== What you need to do ==
What follows is a listing; restate every line of it word for word.

*** Material provided ***

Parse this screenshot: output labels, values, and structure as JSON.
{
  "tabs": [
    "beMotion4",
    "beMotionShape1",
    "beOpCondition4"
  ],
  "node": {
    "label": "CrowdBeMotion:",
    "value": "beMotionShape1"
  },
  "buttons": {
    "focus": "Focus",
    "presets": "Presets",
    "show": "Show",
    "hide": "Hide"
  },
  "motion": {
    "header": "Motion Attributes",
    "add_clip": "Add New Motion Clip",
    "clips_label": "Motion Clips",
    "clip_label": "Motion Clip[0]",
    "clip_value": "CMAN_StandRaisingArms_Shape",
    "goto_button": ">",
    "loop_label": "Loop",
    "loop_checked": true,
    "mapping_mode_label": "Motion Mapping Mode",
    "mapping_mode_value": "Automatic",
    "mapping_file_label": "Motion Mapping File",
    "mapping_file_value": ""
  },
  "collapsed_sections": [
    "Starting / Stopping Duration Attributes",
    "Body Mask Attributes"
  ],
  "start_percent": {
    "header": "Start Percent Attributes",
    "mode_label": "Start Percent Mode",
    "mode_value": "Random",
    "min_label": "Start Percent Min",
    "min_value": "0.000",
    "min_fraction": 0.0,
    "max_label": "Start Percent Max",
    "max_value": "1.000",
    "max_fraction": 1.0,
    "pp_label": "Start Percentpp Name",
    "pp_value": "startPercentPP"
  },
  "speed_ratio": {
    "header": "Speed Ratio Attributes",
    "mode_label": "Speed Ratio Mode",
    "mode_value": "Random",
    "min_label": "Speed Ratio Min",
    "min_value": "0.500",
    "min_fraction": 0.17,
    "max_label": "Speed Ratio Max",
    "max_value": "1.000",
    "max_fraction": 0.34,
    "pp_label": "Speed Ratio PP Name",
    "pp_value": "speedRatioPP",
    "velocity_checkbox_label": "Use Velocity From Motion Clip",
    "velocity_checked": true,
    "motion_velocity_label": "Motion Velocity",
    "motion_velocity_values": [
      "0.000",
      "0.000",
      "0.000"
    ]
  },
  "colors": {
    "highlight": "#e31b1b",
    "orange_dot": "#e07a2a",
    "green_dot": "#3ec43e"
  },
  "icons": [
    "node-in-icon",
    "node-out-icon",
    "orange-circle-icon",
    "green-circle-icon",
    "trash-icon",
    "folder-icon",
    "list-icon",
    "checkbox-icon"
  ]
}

***

== Result for this task ==
Parse this screenshot: output labels, values, and structure as JSON.
{
  "tabs": [
    "beMotion4",
    "beMotionShape1",
    "beOpCondition4"
  ],
  "node": {
    "label": "CrowdBeMotion:",
    "value": "beMotionShape1"
  },
  "buttons": {
    "focus": "Focus",
    "presets": "Presets",
    "show": "Show",
    "hide": "Hide"
  },
  "motion": {
    "header": "Motion Attributes",
    "add_clip": "Add New Motion Clip",
    "clips_label": "Motion Clips",
    "clip_label": "Motion Clip[0]",
    "clip_value": "CMAN_StandRaisingArms_Shape",
    "goto_button": ">",
    "loop_label": "Loop",
    "loop_checked": true,
    "mapping_mode_label": "Motion Mapping Mode",
    "mapping_mode_value": "Automatic",
    "mapping_file_label": "Motion Mapping File",
    "mapping_file_value": ""
  },
  "collapsed_sections": [
    "Starting / Stopping Duration Attributes",
    "Body Mask Attributes"
  ],
  "start_percent": {
    "header": "Start Percent Attributes",
    "mode_label": "Start Percent Mode",
    "mode_value": "Random",
    "min_label": "Start Percent Min",
    "min_value": "0.000",
    "min_fraction": 0.0,
    "max_label": "Start Percent Max",
    "max_value": "1.000",
    "max_fraction": 1.0,
    "pp_label": "Start Percentpp Name",
    "pp_value": "startPercentPP"
  },
  "speed_ratio": {
    "header": "Speed Ratio Attributes",
    "mode_label": "Speed Ratio Mode",
    "mode_value": "Random",
    "min_label": "Speed Ratio Min",
    "min_value": "0.500",
    "min_fraction": 0.17,
    "max_label": "Speed Ratio Max",
    "max_value": "1.000",
    "max_fraction": 0.34,
    "pp_label": "Speed Ratio PP Name",
    "pp_value": "speedRatioPP",
    "velocity_checkbox_label": "Use Velocity From Motion Clip",
    "velocity_checked": true,
    "motion_velocity_label": "Motion Velocity",
    "motion_velocity_values": [
      "0.000",
      "0.000",
      "0.000"
    ]
  },
  "colors": {
    "highlight": "#e31b1b",
    "orange_dot": "#e07a2a",
    "green_dot": "#3ec43e"
  },
  "icons": [
    "node-in-icon",
    "node-out-icon",
    "orange-circle-icon",
    "green-circle-icon",
    "trash-icon",
    "folder-icon",
    "list-icon",
    "checkbox-icon"
  ]
}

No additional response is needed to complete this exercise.